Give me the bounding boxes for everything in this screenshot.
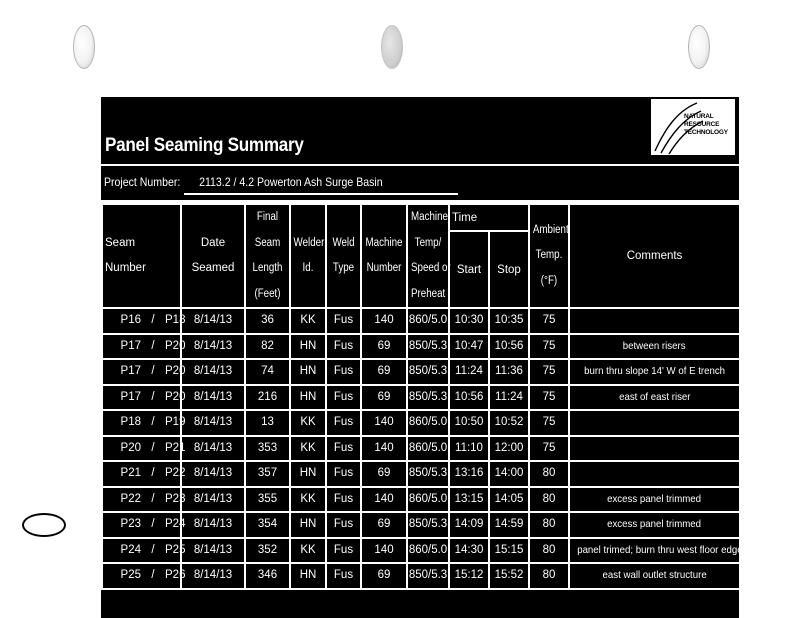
cell-length: 352 — [245, 538, 290, 564]
project-value: 2113.2 / 4.2 Powerton Ash Surge Basin — [199, 175, 383, 189]
seam-part-sep: / — [151, 390, 155, 403]
cell-ambient: 75 — [529, 385, 569, 411]
cell-stop: 15:52 — [489, 563, 529, 589]
cell-weld-type: Fus — [326, 461, 361, 487]
cell-machine: 69 — [361, 461, 407, 487]
comment-text: burn thru slope 14' W of E trench — [584, 365, 725, 377]
cell-weld-type: Fus — [326, 410, 361, 436]
comment-text: between risers — [623, 339, 686, 352]
cell-stop: 14:00 — [489, 461, 529, 487]
cell-comments — [569, 359, 740, 385]
cell-seam-number — [102, 334, 186, 360]
seam-part-a: P24 — [120, 543, 141, 556]
seam-part-sep: / — [151, 314, 155, 326]
cell-weld-type: Fus — [326, 538, 361, 564]
cell-temp-speed: 850/5.3 — [407, 334, 449, 360]
header-final-seam-length: Final Seam Length (Feet) — [245, 204, 290, 308]
cell-date: 8/14/13 — [181, 461, 245, 487]
cell-machine: 140 — [361, 308, 407, 334]
seam-part-sep: / — [151, 518, 155, 530]
cell-weld-type: Fus — [326, 436, 361, 462]
cell-machine: 69 — [361, 563, 407, 589]
comment-text: excess panel trimmed — [607, 518, 702, 530]
cell-ambient: 75 — [529, 334, 569, 360]
seam-part-sep: / — [151, 492, 155, 505]
cell-comments — [569, 461, 740, 487]
table-row — [102, 563, 740, 589]
cell-date: 8/14/13 — [181, 563, 245, 589]
header-seam-number: Seam Number — [102, 204, 181, 308]
cell-ambient: 80 — [529, 563, 569, 589]
cell-start: 10:56 — [449, 385, 489, 411]
cell-machine: 69 — [361, 512, 407, 538]
table-row — [102, 334, 740, 360]
cell-welder: KK — [290, 436, 326, 462]
logo-line: TECHNOLOGY — [684, 129, 728, 136]
cell-seam-number — [102, 436, 186, 462]
cell-date: 8/14/13 — [181, 359, 245, 385]
summary-sheet — [101, 97, 743, 618]
seam-part-a: P25 — [120, 569, 141, 581]
cell-seam-number — [102, 461, 186, 487]
header-start: Start — [449, 231, 489, 308]
cell-comments — [569, 410, 740, 436]
binder-hole-right — [688, 25, 710, 69]
seam-part-b: P20 — [165, 365, 186, 377]
comment-text: panel trimed; burn thru west floor edge — [577, 543, 743, 556]
seam-part-sep: / — [151, 339, 155, 352]
cell-seam-number — [102, 512, 186, 538]
cell-machine: 69 — [361, 385, 407, 411]
cell-weld-type: Fus — [326, 385, 361, 411]
cell-ambient: 75 — [529, 410, 569, 436]
cell-length: 355 — [245, 487, 290, 513]
cell-welder: HN — [290, 563, 326, 589]
cell-length: 353 — [245, 436, 290, 462]
cell-temp-speed: 850/5.3 — [407, 512, 449, 538]
table-row — [102, 461, 740, 487]
cell-temp-speed: 860/5.0 — [407, 436, 449, 462]
cell-temp-speed: 860/5.0 — [407, 487, 449, 513]
seam-part-b: P19 — [165, 416, 186, 428]
cell-weld-type: Fus — [326, 334, 361, 360]
cell-start: 15:12 — [449, 563, 489, 589]
cell-weld-type: Fus — [326, 359, 361, 385]
header-machine-temp: Machine Temp/ Speed or Preheat — [407, 204, 449, 308]
cell-stop: 14:05 — [489, 487, 529, 513]
cell-date: 8/14/13 — [181, 385, 245, 411]
table-row — [102, 385, 740, 411]
seam-part-sep: / — [151, 543, 155, 556]
comment-text: excess panel trimmed — [607, 492, 702, 505]
cell-stop: 10:35 — [489, 308, 529, 334]
seam-part-sep: / — [151, 416, 155, 428]
cell-stop: 10:52 — [489, 410, 529, 436]
cell-ambient: 75 — [529, 436, 569, 462]
cell-length: 82 — [245, 334, 290, 360]
table-row — [102, 436, 740, 462]
cell-start: 10:30 — [449, 308, 489, 334]
cell-machine: 69 — [361, 359, 407, 385]
project-underline — [184, 193, 458, 195]
cell-welder: HN — [290, 385, 326, 411]
cell-seam-number — [102, 308, 186, 334]
cell-welder: KK — [290, 308, 326, 334]
seaming-table — [101, 203, 741, 590]
comment-text: east of east riser — [618, 390, 691, 403]
cell-start: 11:24 — [449, 359, 489, 385]
cell-start: 11:10 — [449, 436, 489, 462]
binder-hole-left — [73, 25, 95, 69]
cell-seam-number — [102, 538, 186, 564]
cell-length: 13 — [245, 410, 290, 436]
seam-part-sep: / — [151, 467, 155, 479]
cell-temp-speed: 850/5.3 — [407, 461, 449, 487]
seam-part-b: P24 — [165, 518, 186, 530]
table-body — [102, 308, 743, 589]
cell-weld-type: Fus — [326, 308, 361, 334]
cell-comments — [569, 563, 740, 589]
cell-ambient: 80 — [529, 538, 569, 564]
seam-part-a: P20 — [120, 441, 141, 454]
cell-comments — [569, 334, 740, 360]
logo-line: RESOURCE — [684, 121, 720, 128]
company-logo — [651, 99, 735, 155]
cell-comments — [569, 512, 740, 538]
header-ambient-temp: Ambient Temp. (°F) — [529, 204, 569, 308]
header-time: Time — [449, 204, 529, 231]
cell-machine: 140 — [361, 538, 407, 564]
cell-temp-speed: 860/5.0 — [407, 538, 449, 564]
page-title: Panel Seaming Summary — [105, 135, 304, 156]
header-welder-id: Welder Id. — [290, 204, 326, 308]
cell-length: 346 — [245, 563, 290, 589]
cell-welder: HN — [290, 334, 326, 360]
logo-line: NATURAL — [684, 113, 714, 120]
comment-text: east wall outlet structure — [602, 569, 707, 581]
cell-comments — [569, 487, 740, 513]
cell-length: 74 — [245, 359, 290, 385]
margin-oval-mark — [22, 513, 66, 537]
cell-welder: HN — [290, 512, 326, 538]
header-weld-type: Weld Type — [326, 204, 361, 308]
cell-weld-type: Fus — [326, 512, 361, 538]
table-row — [102, 308, 740, 334]
binder-hole-middle — [381, 25, 403, 69]
cell-date: 8/14/13 — [181, 538, 245, 564]
cell-stop: 12:00 — [489, 436, 529, 462]
cell-machine: 140 — [361, 487, 407, 513]
cell-date: 8/14/13 — [181, 512, 245, 538]
cell-comments — [569, 308, 740, 334]
seam-part-b: P20 — [165, 339, 186, 352]
header-comments: Comments — [569, 204, 740, 308]
cell-machine: 140 — [361, 436, 407, 462]
seam-part-b: P25 — [165, 543, 186, 556]
cell-ambient: 75 — [529, 308, 569, 334]
cell-temp-speed: 850/5.3 — [407, 385, 449, 411]
cell-length: 36 — [245, 308, 290, 334]
seam-part-b: P20 — [165, 390, 186, 403]
header-stop: Stop — [489, 231, 529, 308]
cell-seam-number — [102, 487, 186, 513]
cell-length: 357 — [245, 461, 290, 487]
seam-part-a: P21 — [120, 467, 141, 479]
seam-part-b: P26 — [165, 569, 186, 581]
cell-seam-number — [102, 359, 186, 385]
seam-part-b: P22 — [165, 467, 186, 479]
cell-date: 8/14/13 — [181, 487, 245, 513]
cell-temp-speed: 850/5.3 — [407, 563, 449, 589]
cell-ambient: 80 — [529, 487, 569, 513]
seam-part-a: P17 — [120, 339, 141, 352]
seam-part-a: P23 — [120, 518, 141, 530]
cell-stop: 11:24 — [489, 385, 529, 411]
seam-part-a: P17 — [120, 390, 141, 403]
cell-welder: KK — [290, 487, 326, 513]
cell-date: 8/14/13 — [181, 410, 245, 436]
header-machine-number: Machine Number — [361, 204, 407, 308]
seam-part-b: P21 — [165, 441, 186, 454]
cell-welder: KK — [290, 410, 326, 436]
cell-comments — [569, 385, 740, 411]
cell-comments — [569, 538, 743, 564]
cell-machine: 140 — [361, 410, 407, 436]
cell-date: 8/14/13 — [181, 334, 245, 360]
cell-length: 216 — [245, 385, 290, 411]
cell-stop: 11:36 — [489, 359, 529, 385]
cell-stop: 10:56 — [489, 334, 529, 360]
logo-text — [684, 113, 728, 137]
cell-temp-speed: 860/5.0 — [407, 308, 449, 334]
cell-stop: 15:15 — [489, 538, 529, 564]
cell-start: 13:16 — [449, 461, 489, 487]
seam-part-sep: / — [151, 441, 155, 454]
table-row — [102, 512, 740, 538]
cell-machine: 69 — [361, 334, 407, 360]
cell-start: 13:15 — [449, 487, 489, 513]
project-label: Project Number: — [104, 175, 181, 189]
cell-temp-speed: 850/5.3 — [407, 359, 449, 385]
cell-seam-number — [102, 385, 186, 411]
cell-welder: HN — [290, 359, 326, 385]
seam-part-sep: / — [151, 569, 155, 581]
header-rule — [101, 164, 739, 166]
cell-welder: HN — [290, 461, 326, 487]
cell-comments — [569, 436, 740, 462]
seam-part-b: P18 — [165, 314, 186, 326]
cell-weld-type: Fus — [326, 487, 361, 513]
table-row — [102, 487, 740, 513]
cell-ambient: 75 — [529, 359, 569, 385]
cell-date: 8/14/13 — [181, 436, 245, 462]
cell-seam-number — [102, 563, 186, 589]
cell-ambient: 80 — [529, 461, 569, 487]
table-row — [102, 410, 740, 436]
cell-temp-speed: 860/5.0 — [407, 410, 449, 436]
cell-welder: KK — [290, 538, 326, 564]
cell-ambient: 80 — [529, 512, 569, 538]
cell-start: 14:30 — [449, 538, 489, 564]
seam-part-sep: / — [151, 365, 155, 377]
seam-part-a: P22 — [120, 492, 141, 505]
seam-part-a: P16 — [120, 314, 141, 326]
project-line — [104, 175, 383, 189]
cell-start: 10:47 — [449, 334, 489, 360]
cell-seam-number — [102, 410, 186, 436]
seam-part-a: P17 — [120, 365, 141, 377]
cell-weld-type: Fus — [326, 563, 361, 589]
cell-start: 14:09 — [449, 512, 489, 538]
cell-length: 354 — [245, 512, 290, 538]
cell-date: 8/14/13 — [181, 308, 245, 334]
cell-stop: 14:59 — [489, 512, 529, 538]
cell-start: 10:50 — [449, 410, 489, 436]
table-row — [102, 538, 740, 564]
table-row — [102, 359, 740, 385]
header-date-seamed: Date Seamed — [181, 204, 245, 308]
seam-part-b: P23 — [165, 492, 186, 505]
seam-part-a: P18 — [120, 416, 141, 428]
::::
Render the material from the line containing "cell-length: 352 — [245, 538, 290, 564]" through the line containing "cell-machine: 69 — [361, 563, 407, 589]", both included, as a Markdown table with the columns Row and Entry, giving each nonblank line its own numbered row.

| Row | Entry |
|---|---|
| 1 | cell-length: 352 — [245, 538, 290, 564] |
| 2 | project-value: 2113.2 / 4.2 Powerton Ash Surge Basin — [199, 175, 383, 189] |
| 3 | seam-part-sep: / — [151, 390, 155, 403] |
| 4 | cell-ambient: 75 — [529, 385, 569, 411] |
| 5 | cell-stop: 15:52 — [489, 563, 529, 589] |
| 6 | cell-weld-type: Fus — [326, 461, 361, 487] |
| 7 | cell-machine: 69 — [361, 461, 407, 487] |
| 8 | comment-text: burn thru slope 14' W of E trench — [584, 365, 725, 377] |
| 9 | cell-weld-type: Fus — [326, 410, 361, 436] |
| 10 | comment-text: between risers — [623, 339, 686, 352] |
| 11 | cell-stop: 14:00 — [489, 461, 529, 487] |
| 12 | cell-comments — [569, 359, 740, 385] |
| 13 | cell-seam-number — [102, 334, 186, 360] |
| 14 | seam-part-a: P24 — [120, 543, 141, 556] |
| 15 | seam-part-sep: / — [151, 314, 155, 326] |
| 16 | cell-weld-type: Fus — [326, 538, 361, 564] |
| 17 | cell-temp-speed: 850/5.3 — [407, 334, 449, 360] |
| 18 | header-final-seam-length: Final Seam Length (Feet) — [245, 204, 290, 308] |
| 19 | cell-date: 8/14/13 — [181, 461, 245, 487] |
| 20 | cell-machine: 140 — [361, 308, 407, 334] |
| 21 | seam-part-sep: / — [151, 518, 155, 530] |
| 22 | cell-weld-type: Fus — [326, 436, 361, 462] |
| 23 | cell-machine: 69 — [361, 563, 407, 589] |